### PROBLEM
Repeat the material below exactly, line for line.

# # #

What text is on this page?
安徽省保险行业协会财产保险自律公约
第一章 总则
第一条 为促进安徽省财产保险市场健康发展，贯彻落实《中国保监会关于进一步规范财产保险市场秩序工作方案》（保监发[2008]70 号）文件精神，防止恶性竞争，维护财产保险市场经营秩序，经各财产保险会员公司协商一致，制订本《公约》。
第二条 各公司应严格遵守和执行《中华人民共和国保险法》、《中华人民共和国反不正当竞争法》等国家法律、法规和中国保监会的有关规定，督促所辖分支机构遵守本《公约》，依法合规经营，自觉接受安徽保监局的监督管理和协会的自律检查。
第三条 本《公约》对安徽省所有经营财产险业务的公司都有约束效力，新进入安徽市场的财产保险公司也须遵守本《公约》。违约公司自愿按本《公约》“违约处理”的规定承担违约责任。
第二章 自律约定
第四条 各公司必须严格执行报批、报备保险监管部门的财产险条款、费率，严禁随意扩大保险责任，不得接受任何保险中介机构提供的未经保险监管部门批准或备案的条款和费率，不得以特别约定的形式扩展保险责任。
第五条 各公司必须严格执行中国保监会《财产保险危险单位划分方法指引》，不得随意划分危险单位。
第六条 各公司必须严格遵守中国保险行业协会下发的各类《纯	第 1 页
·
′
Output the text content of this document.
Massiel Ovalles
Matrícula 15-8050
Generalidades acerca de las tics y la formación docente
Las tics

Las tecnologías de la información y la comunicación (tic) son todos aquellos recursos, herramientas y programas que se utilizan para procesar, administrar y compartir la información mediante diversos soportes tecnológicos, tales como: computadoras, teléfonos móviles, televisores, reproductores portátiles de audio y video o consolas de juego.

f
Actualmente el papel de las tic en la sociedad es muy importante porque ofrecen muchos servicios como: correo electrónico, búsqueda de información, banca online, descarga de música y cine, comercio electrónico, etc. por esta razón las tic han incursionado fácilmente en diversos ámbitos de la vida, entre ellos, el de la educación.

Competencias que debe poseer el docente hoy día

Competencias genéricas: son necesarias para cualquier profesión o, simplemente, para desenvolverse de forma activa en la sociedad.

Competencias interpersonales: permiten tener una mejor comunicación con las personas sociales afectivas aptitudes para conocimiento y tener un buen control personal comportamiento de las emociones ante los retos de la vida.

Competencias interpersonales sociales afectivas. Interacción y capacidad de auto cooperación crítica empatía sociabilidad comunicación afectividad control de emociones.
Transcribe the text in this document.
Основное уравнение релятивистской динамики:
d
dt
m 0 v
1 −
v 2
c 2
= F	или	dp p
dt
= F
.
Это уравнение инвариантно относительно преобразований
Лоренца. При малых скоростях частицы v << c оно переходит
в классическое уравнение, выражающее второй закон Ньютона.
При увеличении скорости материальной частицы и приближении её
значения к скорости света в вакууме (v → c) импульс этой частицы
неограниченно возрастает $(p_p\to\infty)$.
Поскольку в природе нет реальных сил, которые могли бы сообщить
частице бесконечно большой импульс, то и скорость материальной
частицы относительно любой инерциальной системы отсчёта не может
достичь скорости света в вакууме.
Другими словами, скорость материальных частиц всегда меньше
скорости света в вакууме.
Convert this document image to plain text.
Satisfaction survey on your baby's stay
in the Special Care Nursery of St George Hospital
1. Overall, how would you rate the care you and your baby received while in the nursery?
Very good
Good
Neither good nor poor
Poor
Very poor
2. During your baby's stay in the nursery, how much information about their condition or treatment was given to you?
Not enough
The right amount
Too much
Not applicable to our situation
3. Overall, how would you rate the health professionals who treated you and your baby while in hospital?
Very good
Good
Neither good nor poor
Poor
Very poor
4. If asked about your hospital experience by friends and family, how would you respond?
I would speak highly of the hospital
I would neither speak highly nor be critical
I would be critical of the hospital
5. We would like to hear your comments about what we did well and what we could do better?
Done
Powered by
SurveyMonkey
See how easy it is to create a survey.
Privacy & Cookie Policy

# # #

### RESPONSE BELOW
What text is on this page?
安徽省保险行业协会财产保险自律公约
第一章 总则
第一条 为促进安徽省财产保险市场健康发展，贯彻落实《中国保监会关于进一步规范财产保险市场秩序工作方案》（保监发[2008]70 号）文件精神，防止恶性竞争，维护财产保险市场经营秩序，经各财产保险会员公司协商一致，制订本《公约》。
第二条 各公司应严格遵守和执行《中华人民共和国保险法》、《中华人民共和国反不正当竞争法》等国家法律、法规和中国保监会的有关规定，督促所辖分支机构遵守本《公约》，依法合规经营，自觉接受安徽保监局的监督管理和协会的自律检查。
第三条 本《公约》对安徽省所有经营财产险业务的公司都有约束效力，新进入安徽市场的财产保险公司也须遵守本《公约》。违约公司自愿按本《公约》“违约处理”的规定承担违约责任。
第二章 自律约定
第四条 各公司必须严格执行报批、报备保险监管部门的财产险条款、费率，严禁随意扩大保险责任，不得接受任何保险中介机构提供的未经保险监管部门批准或备案的条款和费率，不得以特别约定的形式扩展保险责任。
第五条 各公司必须严格执行中国保监会《财产保险危险单位划分方法指引》，不得随意划分危险单位。
第六条 各公司必须严格遵守中国保险行业协会下发的各类《纯	第 1 页
·
′
Output the text content of this document.
Massiel Ovalles
Matrícula 15-8050
Generalidades acerca de las tics y la formación docente
Las tics

Las tecnologías de la información y la comunicación (tic) son todos aquellos recursos, herramientas y programas que se utilizan para procesar, administrar y compartir la información mediante diversos soportes tecnológicos, tales como: computadoras, teléfonos móviles, televisores, reproductores portátiles de audio y video o consolas de juego.

f
Actualmente el papel de las tic en la sociedad es muy importante porque ofrecen muchos servicios como: correo electrónico, búsqueda de información, banca online, descarga de música y cine, comercio electrónico, etc. por esta razón las tic han incursionado fácilmente en diversos ámbitos de la vida, entre ellos, el de la educación.

Competencias que debe poseer el docente hoy día

Competencias genéricas: son necesarias para cualquier profesión o, simplemente, para desenvolverse de forma activa en la sociedad.

Competencias interpersonales: permiten tener una mejor comunicación con las personas sociales afectivas aptitudes para conocimiento y tener un buen control personal comportamiento de las emociones ante los retos de la vida.

Competencias interpersonales sociales afectivas. Interacción y capacidad de auto cooperación crítica empatía sociabilidad comunicación afectividad control de emociones.
Transcribe the text in this document.
Основное уравнение релятивистской динамики:
d
dt
m 0 v
1 −
v 2
c 2
= F	или	dp p
dt
= F
.
Это уравнение инвариантно относительно преобразований
Лоренца. При малых скоростях частицы v << c оно переходит
в классическое уравнение, выражающее второй закон Ньютона.
При увеличении скорости материальной частицы и приближении её
значения к скорости света в вакууме (v → c) импульс этой частицы
неограниченно возрастает $(p_p\to\infty)$.
Поскольку в природе нет реальных сил, которые могли бы сообщить
частице бесконечно большой импульс, то и скорость материальной
частицы относительно любой инерциальной системы отсчёта не может
достичь скорости света в вакууме.
Другими словами, скорость материальных частиц всегда меньше
скорости света в вакууме.
Convert this document image to plain text.
Satisfaction survey on your baby's stay
in the Special Care Nursery of St George Hospital
1. Overall, how would you rate the care you and your baby received while in the nursery?
Very good
Good
Neither good nor poor
Poor
Very poor
2. During your baby's stay in the nursery, how much information about their condition or treatment was given to you?
Not enough
The right amount
Too much
Not applicable to our situation
3. Overall, how would you rate the health professionals who treated you and your baby while in hospital?
Very good
Good
Neither good nor poor
Poor
Very poor
4. If asked about your hospital experience by friends and family, how would you respond?
I would speak highly of the hospital
I would neither speak highly nor be critical
I would be critical of the hospital
5. We would like to hear your comments about what we did well and what we could do better?
Done
Powered by
SurveyMonkey
See how easy it is to create a survey.
Privacy & Cookie Policy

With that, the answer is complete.